» WHAT THIS TASK INVOLVES: Will you give the material below again, every line exactly as it is?

» THE INPUT:
########################################
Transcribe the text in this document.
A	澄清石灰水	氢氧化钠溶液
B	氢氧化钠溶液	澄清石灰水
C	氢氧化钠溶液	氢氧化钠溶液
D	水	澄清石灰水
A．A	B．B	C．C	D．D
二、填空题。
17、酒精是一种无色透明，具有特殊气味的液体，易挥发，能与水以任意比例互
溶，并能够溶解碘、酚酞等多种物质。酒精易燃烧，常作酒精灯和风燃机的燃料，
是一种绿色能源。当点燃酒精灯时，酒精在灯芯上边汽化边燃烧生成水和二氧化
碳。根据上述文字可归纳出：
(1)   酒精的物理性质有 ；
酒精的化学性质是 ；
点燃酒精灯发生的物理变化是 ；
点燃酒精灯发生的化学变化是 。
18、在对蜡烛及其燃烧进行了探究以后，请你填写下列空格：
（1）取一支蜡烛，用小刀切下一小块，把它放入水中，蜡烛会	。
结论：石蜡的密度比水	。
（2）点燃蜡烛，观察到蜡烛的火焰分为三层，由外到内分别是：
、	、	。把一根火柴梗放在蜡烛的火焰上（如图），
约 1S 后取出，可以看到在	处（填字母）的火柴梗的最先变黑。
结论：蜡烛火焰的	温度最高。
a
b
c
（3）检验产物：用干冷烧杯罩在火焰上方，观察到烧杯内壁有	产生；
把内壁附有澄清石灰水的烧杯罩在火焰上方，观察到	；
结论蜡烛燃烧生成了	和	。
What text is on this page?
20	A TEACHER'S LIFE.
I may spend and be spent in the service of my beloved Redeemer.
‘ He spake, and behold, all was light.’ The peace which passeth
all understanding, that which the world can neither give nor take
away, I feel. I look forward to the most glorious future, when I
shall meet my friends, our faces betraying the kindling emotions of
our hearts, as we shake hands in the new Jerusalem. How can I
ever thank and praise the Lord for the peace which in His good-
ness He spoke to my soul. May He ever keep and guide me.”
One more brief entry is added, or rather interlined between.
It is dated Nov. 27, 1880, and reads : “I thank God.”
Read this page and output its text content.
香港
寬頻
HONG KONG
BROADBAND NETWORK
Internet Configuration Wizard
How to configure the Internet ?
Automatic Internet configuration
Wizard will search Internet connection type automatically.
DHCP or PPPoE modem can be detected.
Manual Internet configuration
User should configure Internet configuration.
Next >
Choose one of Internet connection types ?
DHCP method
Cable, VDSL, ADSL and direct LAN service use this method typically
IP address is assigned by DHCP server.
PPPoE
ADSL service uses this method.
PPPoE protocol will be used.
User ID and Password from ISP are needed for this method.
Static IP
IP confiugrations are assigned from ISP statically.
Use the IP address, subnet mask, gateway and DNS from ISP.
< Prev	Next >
########################################
» EXPECTED ANSWER:
Transcribe the text in this document.
A	澄清石灰水	氢氧化钠溶液
B	氢氧化钠溶液	澄清石灰水
C	氢氧化钠溶液	氢氧化钠溶液
D	水	澄清石灰水
A．A	B．B	C．C	D．D
二、填空题。
17、酒精是一种无色透明，具有特殊气味的液体，易挥发，能与水以任意比例互
溶，并能够溶解碘、酚酞等多种物质。酒精易燃烧，常作酒精灯和风燃机的燃料，
是一种绿色能源。当点燃酒精灯时，酒精在灯芯上边汽化边燃烧生成水和二氧化
碳。根据上述文字可归纳出：
(1)   酒精的物理性质有 ；
酒精的化学性质是 ；
点燃酒精灯发生的物理变化是 ；
点燃酒精灯发生的化学变化是 。
18、在对蜡烛及其燃烧进行了探究以后，请你填写下列空格：
（1）取一支蜡烛，用小刀切下一小块，把它放入水中，蜡烛会	。
结论：石蜡的密度比水	。
（2）点燃蜡烛，观察到蜡烛的火焰分为三层，由外到内分别是：
、	、	。把一根火柴梗放在蜡烛的火焰上（如图），
约 1S 后取出，可以看到在	处（填字母）的火柴梗的最先变黑。
结论：蜡烛火焰的	温度最高。
a
b
c
（3）检验产物：用干冷烧杯罩在火焰上方，观察到烧杯内壁有	产生；
把内壁附有澄清石灰水的烧杯罩在火焰上方，观察到	；
结论蜡烛燃烧生成了	和	。
What text is on this page?
20	A TEACHER'S LIFE.
I may spend and be spent in the service of my beloved Redeemer.
‘ He spake, and behold, all was light.’ The peace which passeth
all understanding, that which the world can neither give nor take
away, I feel. I look forward to the most glorious future, when I
shall meet my friends, our faces betraying the kindling emotions of
our hearts, as we shake hands in the new Jerusalem. How can I
ever thank and praise the Lord for the peace which in His good-
ness He spoke to my soul. May He ever keep and guide me.”
One more brief entry is added, or rather interlined between.
It is dated Nov. 27, 1880, and reads : “I thank God.”
Read this page and output its text content.
香港
寬頻
HONG KONG
BROADBAND NETWORK
Internet Configuration Wizard
How to configure the Internet ?
Automatic Internet configuration
Wizard will search Internet connection type automatically.
DHCP or PPPoE modem can be detected.
Manual Internet configuration
User should configure Internet configuration.
Next >
Choose one of Internet connection types ?
DHCP method
Cable, VDSL, ADSL and direct LAN service use this method typically
IP address is assigned by DHCP server.
PPPoE
ADSL service uses this method.
PPPoE protocol will be used.
User ID and Password from ISP are needed for this method.
Static IP
IP confiugrations are assigned from ISP statically.
Use the IP address, subnet mask, gateway and DNS from ISP.
< Prev	Next >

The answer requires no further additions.